- **Data records**
+++

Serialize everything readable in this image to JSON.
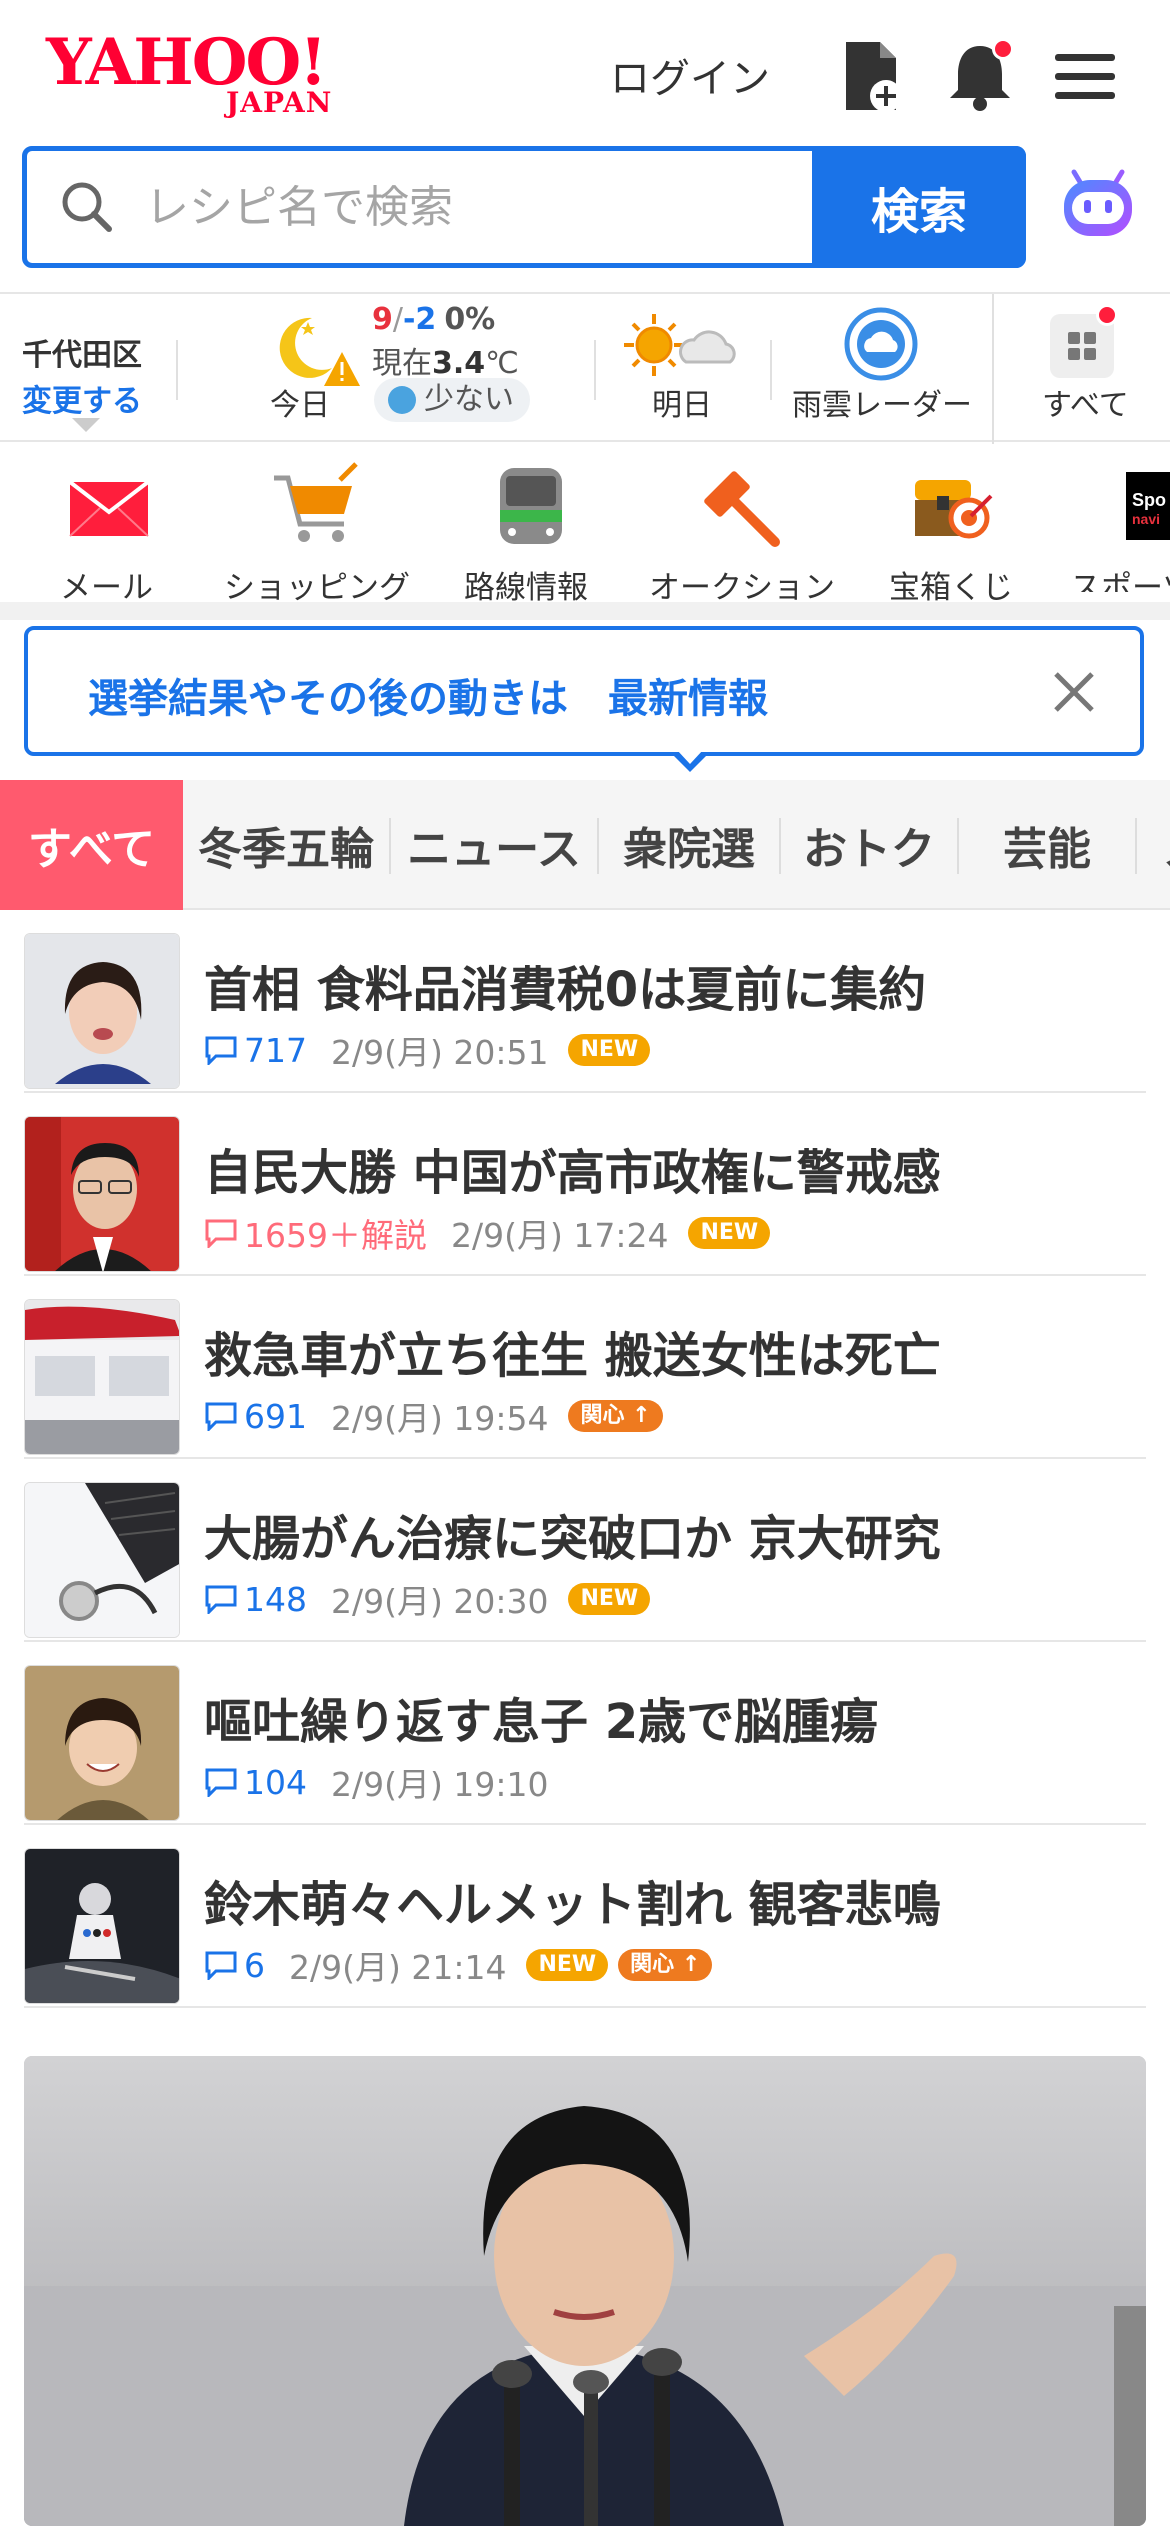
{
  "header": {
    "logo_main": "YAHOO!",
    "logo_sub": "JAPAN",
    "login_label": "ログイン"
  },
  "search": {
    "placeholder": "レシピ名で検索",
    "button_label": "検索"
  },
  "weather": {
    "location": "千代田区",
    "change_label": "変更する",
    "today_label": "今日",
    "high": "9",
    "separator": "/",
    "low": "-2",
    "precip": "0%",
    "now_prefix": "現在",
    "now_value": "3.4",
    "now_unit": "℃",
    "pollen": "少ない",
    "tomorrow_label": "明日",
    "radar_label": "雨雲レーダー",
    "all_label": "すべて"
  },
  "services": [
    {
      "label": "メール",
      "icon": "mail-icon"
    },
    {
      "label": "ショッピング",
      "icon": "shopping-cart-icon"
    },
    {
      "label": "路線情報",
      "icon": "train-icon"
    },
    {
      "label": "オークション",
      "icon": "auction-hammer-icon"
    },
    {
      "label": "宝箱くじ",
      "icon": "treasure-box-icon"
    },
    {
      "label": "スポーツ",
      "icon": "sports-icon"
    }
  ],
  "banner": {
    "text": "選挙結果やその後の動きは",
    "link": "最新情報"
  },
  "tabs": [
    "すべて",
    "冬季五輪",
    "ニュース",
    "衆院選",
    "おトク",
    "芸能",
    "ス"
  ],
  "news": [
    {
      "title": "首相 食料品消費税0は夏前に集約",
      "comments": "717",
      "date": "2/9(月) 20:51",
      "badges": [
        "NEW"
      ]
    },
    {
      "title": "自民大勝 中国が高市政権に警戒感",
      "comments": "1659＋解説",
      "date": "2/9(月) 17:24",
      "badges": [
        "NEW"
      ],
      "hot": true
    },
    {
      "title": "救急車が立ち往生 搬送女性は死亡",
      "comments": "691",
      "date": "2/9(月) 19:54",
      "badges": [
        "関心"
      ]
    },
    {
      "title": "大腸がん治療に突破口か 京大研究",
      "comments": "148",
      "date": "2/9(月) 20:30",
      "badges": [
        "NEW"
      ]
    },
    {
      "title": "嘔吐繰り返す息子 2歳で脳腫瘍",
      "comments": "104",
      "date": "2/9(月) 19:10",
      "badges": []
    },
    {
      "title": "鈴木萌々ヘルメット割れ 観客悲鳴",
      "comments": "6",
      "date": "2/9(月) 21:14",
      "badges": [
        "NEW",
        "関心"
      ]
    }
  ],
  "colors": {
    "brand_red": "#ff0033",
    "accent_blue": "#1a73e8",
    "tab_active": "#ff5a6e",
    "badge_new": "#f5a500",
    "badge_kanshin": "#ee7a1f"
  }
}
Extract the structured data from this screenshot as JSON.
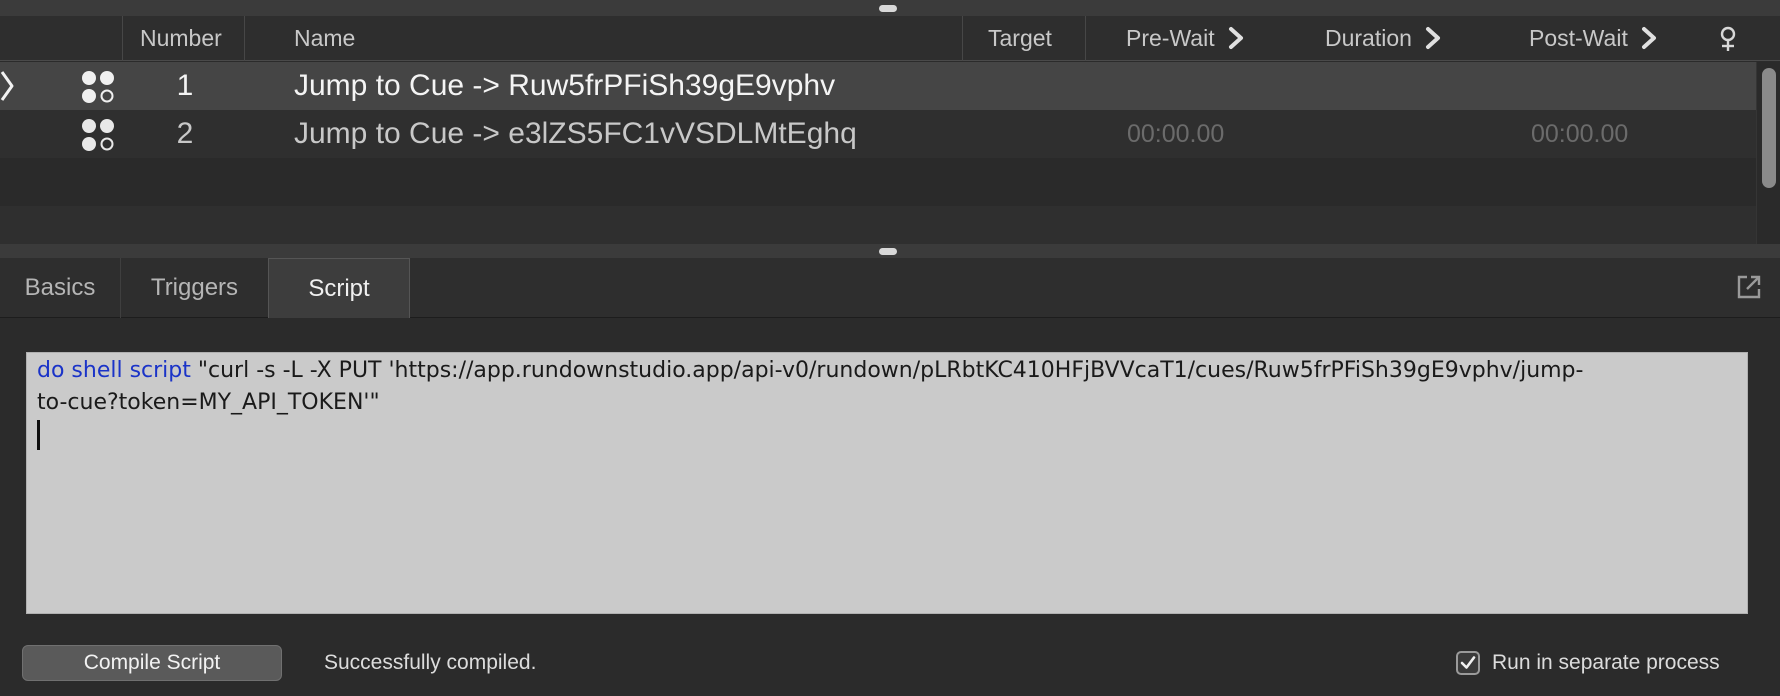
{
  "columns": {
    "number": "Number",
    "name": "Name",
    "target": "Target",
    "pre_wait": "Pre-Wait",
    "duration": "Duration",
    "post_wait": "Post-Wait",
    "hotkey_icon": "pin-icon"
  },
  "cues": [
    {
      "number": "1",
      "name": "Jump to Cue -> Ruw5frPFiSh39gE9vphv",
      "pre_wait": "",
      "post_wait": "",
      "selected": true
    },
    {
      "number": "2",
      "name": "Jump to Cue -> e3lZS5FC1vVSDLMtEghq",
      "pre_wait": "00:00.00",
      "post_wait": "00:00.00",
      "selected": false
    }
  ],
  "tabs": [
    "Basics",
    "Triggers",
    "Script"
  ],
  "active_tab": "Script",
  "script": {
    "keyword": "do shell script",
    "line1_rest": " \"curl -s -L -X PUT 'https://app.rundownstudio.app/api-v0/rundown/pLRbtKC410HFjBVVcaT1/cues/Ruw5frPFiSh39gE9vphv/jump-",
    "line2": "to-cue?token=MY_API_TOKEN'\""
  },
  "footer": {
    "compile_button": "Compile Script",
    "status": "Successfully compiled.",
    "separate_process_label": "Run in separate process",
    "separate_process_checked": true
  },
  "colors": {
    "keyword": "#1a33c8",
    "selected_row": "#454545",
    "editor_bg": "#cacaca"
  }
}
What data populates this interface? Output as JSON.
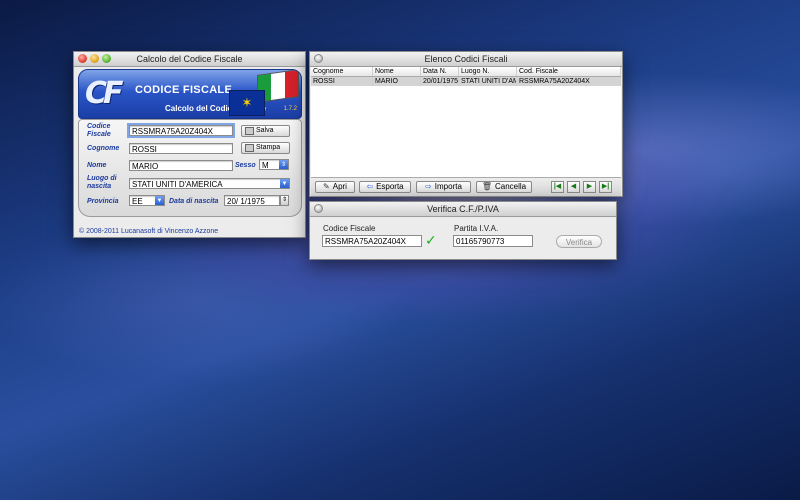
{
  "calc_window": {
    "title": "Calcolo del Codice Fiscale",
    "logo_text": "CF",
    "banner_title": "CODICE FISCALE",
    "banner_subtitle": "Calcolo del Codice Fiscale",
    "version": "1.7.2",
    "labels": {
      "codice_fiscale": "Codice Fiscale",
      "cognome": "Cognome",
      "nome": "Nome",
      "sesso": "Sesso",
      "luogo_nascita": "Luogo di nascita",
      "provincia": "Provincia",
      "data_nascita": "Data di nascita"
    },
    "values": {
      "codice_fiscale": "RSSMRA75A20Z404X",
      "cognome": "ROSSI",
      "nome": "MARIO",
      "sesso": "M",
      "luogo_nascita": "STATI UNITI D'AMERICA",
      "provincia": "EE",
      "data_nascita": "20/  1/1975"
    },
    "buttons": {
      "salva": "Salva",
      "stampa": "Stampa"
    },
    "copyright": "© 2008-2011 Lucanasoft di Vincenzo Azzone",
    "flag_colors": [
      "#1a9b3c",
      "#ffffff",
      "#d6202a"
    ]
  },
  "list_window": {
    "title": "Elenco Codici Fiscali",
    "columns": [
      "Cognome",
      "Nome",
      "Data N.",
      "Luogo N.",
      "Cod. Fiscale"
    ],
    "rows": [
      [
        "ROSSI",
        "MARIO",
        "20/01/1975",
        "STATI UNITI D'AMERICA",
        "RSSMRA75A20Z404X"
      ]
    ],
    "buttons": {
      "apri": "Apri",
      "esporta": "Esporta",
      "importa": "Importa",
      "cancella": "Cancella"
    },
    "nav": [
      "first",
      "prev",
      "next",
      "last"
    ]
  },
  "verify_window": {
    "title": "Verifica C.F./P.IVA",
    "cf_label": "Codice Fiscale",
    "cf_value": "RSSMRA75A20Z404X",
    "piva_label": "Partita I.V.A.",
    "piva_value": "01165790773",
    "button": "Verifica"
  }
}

+++

- **Task prompt**
Repeat all the data as it stands, dropping any images it holds.

- **Exercise answer**
Serialize everything readable in this image to JSON.
{
  "header": {
    "logo_main": "YAHOO!",
    "logo_sub": "JAPAN",
    "login_label": "ログイン"
  },
  "search": {
    "placeholder": "レシピ名で検索",
    "button_label": "検索"
  },
  "weather": {
    "location": "千代田区",
    "change_label": "変更する",
    "today_label": "今日",
    "high": "9",
    "separator": "/",
    "low": "-2",
    "precip": "0%",
    "now_prefix": "現在",
    "now_value": "3.4",
    "now_unit": "℃",
    "pollen": "少ない",
    "tomorrow_label": "明日",
    "radar_label": "雨雲レーダー",
    "all_label": "すべて"
  },
  "services": [
    {
      "label": "メール",
      "icon": "mail-icon"
    },
    {
      "label": "ショッピング",
      "icon": "shopping-cart-icon"
    },
    {
      "label": "路線情報",
      "icon": "train-icon"
    },
    {
      "label": "オークション",
      "icon": "auction-hammer-icon"
    },
    {
      "label": "宝箱くじ",
      "icon": "treasure-box-icon"
    },
    {
      "label": "スポーツ",
      "icon": "sports-icon"
    }
  ],
  "banner": {
    "text": "選挙結果やその後の動きは",
    "link": "最新情報"
  },
  "tabs": [
    "すべて",
    "冬季五輪",
    "ニュース",
    "衆院選",
    "おトク",
    "芸能",
    "ス"
  ],
  "news": [
    {
      "title": "首相 食料品消費税0は夏前に集約",
      "comments": "717",
      "date": "2/9(月) 20:51",
      "badges": [
        "NEW"
      ]
    },
    {
      "title": "自民大勝 中国が高市政権に警戒感",
      "comments": "1659＋解説",
      "date": "2/9(月) 17:24",
      "badges": [
        "NEW"
      ],
      "hot": true
    },
    {
      "title": "救急車が立ち往生 搬送女性は死亡",
      "comments": "691",
      "date": "2/9(月) 19:54",
      "badges": [
        "関心"
      ]
    },
    {
      "title": "大腸がん治療に突破口か 京大研究",
      "comments": "148",
      "date": "2/9(月) 20:30",
      "badges": [
        "NEW"
      ]
    },
    {
      "title": "嘔吐繰り返す息子 2歳で脳腫瘍",
      "comments": "104",
      "date": "2/9(月) 19:10",
      "badges": []
    },
    {
      "title": "鈴木萌々ヘルメット割れ 観客悲鳴",
      "comments": "6",
      "date": "2/9(月) 21:14",
      "badges": [
        "NEW",
        "関心"
      ]
    }
  ],
  "colors": {
    "brand_red": "#ff0033",
    "accent_blue": "#1a73e8",
    "tab_active": "#ff5a6e",
    "badge_new": "#f5a500",
    "badge_kanshin": "#ee7a1f"
  }
}
Extract the structured data from this screenshot as JSON.
{
  "columns": {
    "number": "Number",
    "name": "Name",
    "target": "Target",
    "pre_wait": "Pre-Wait",
    "duration": "Duration",
    "post_wait": "Post-Wait",
    "hotkey_icon": "pin-icon"
  },
  "cues": [
    {
      "number": "1",
      "name": "Jump to Cue -> Ruw5frPFiSh39gE9vphv",
      "pre_wait": "",
      "post_wait": "",
      "selected": true
    },
    {
      "number": "2",
      "name": "Jump to Cue -> e3lZS5FC1vVSDLMtEghq",
      "pre_wait": "00:00.00",
      "post_wait": "00:00.00",
      "selected": false
    }
  ],
  "tabs": [
    "Basics",
    "Triggers",
    "Script"
  ],
  "active_tab": "Script",
  "script": {
    "keyword": "do shell script",
    "line1_rest": " \"curl -s -L -X PUT 'https://app.rundownstudio.app/api-v0/rundown/pLRbtKC410HFjBVVcaT1/cues/Ruw5frPFiSh39gE9vphv/jump-",
    "line2": "to-cue?token=MY_API_TOKEN'\""
  },
  "footer": {
    "compile_button": "Compile Script",
    "status": "Successfully compiled.",
    "separate_process_label": "Run in separate process",
    "separate_process_checked": true
  },
  "colors": {
    "keyword": "#1a33c8",
    "selected_row": "#454545",
    "editor_bg": "#cacaca"
  }
}
What data populates this interface? Output as JSON.
{
  "calc_window": {
    "title": "Calcolo del Codice Fiscale",
    "logo_text": "CF",
    "banner_title": "CODICE FISCALE",
    "banner_subtitle": "Calcolo del Codice Fiscale",
    "version": "1.7.2",
    "labels": {
      "codice_fiscale": "Codice Fiscale",
      "cognome": "Cognome",
      "nome": "Nome",
      "sesso": "Sesso",
      "luogo_nascita": "Luogo di nascita",
      "provincia": "Provincia",
      "data_nascita": "Data di nascita"
    },
    "values": {
      "codice_fiscale": "RSSMRA75A20Z404X",
      "cognome": "ROSSI",
      "nome": "MARIO",
      "sesso": "M",
      "luogo_nascita": "STATI UNITI D'AMERICA",
      "provincia": "EE",
      "data_nascita": "20/  1/1975"
    },
    "buttons": {
      "salva": "Salva",
      "stampa": "Stampa"
    },
    "copyright": "© 2008-2011 Lucanasoft di Vincenzo Azzone",
    "flag_colors": [
      "#1a9b3c",
      "#ffffff",
      "#d6202a"
    ]
  },
  "list_window": {
    "title": "Elenco Codici Fiscali",
    "columns": [
      "Cognome",
      "Nome",
      "Data N.",
      "Luogo N.",
      "Cod. Fiscale"
    ],
    "rows": [
      [
        "ROSSI",
        "MARIO",
        "20/01/1975",
        "STATI UNITI D'AMERICA",
        "RSSMRA75A20Z404X"
      ]
    ],
    "buttons": {
      "apri": "Apri",
      "esporta": "Esporta",
      "importa": "Importa",
      "cancella": "Cancella"
    },
    "nav": [
      "first",
      "prev",
      "next",
      "last"
    ]
  },
  "verify_window": {
    "title": "Verifica C.F./P.IVA",
    "cf_label": "Codice Fiscale",
    "cf_value": "RSSMRA75A20Z404X",
    "piva_label": "Partita I.V.A.",
    "piva_value": "01165790773",
    "button": "Verifica"
  }
}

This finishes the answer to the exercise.